What the task asks
Each line below should be retyped exactly, with no pictures.

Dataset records
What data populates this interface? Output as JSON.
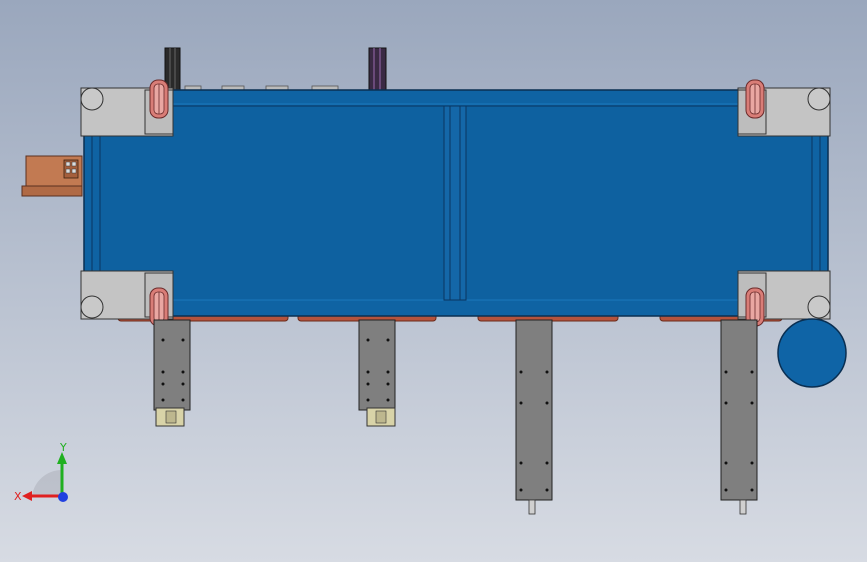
{
  "viewport": {
    "background_top": "#9aa7bd",
    "background_bottom": "#d7dbe3",
    "frame_color": "#0f63a3",
    "plate_color": "#c4c4c4",
    "bracket_color": "#d07a73",
    "leg_color": "#7f7f7f",
    "motor_color": "#0f64a6"
  },
  "triad": {
    "x_label": "X",
    "y_label": "Y",
    "x_color": "#e02020",
    "y_color": "#20b020",
    "z_color": "#2040e0"
  }
}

Expected answer
What data populates this interface? Output as JSON.
{
  "viewport": {
    "background_top": "#9aa7bd",
    "background_bottom": "#d7dbe3",
    "frame_color": "#0f63a3",
    "plate_color": "#c4c4c4",
    "bracket_color": "#d07a73",
    "leg_color": "#7f7f7f",
    "motor_color": "#0f64a6"
  },
  "triad": {
    "x_label": "X",
    "y_label": "Y",
    "x_color": "#e02020",
    "y_color": "#20b020",
    "z_color": "#2040e0"
  }
}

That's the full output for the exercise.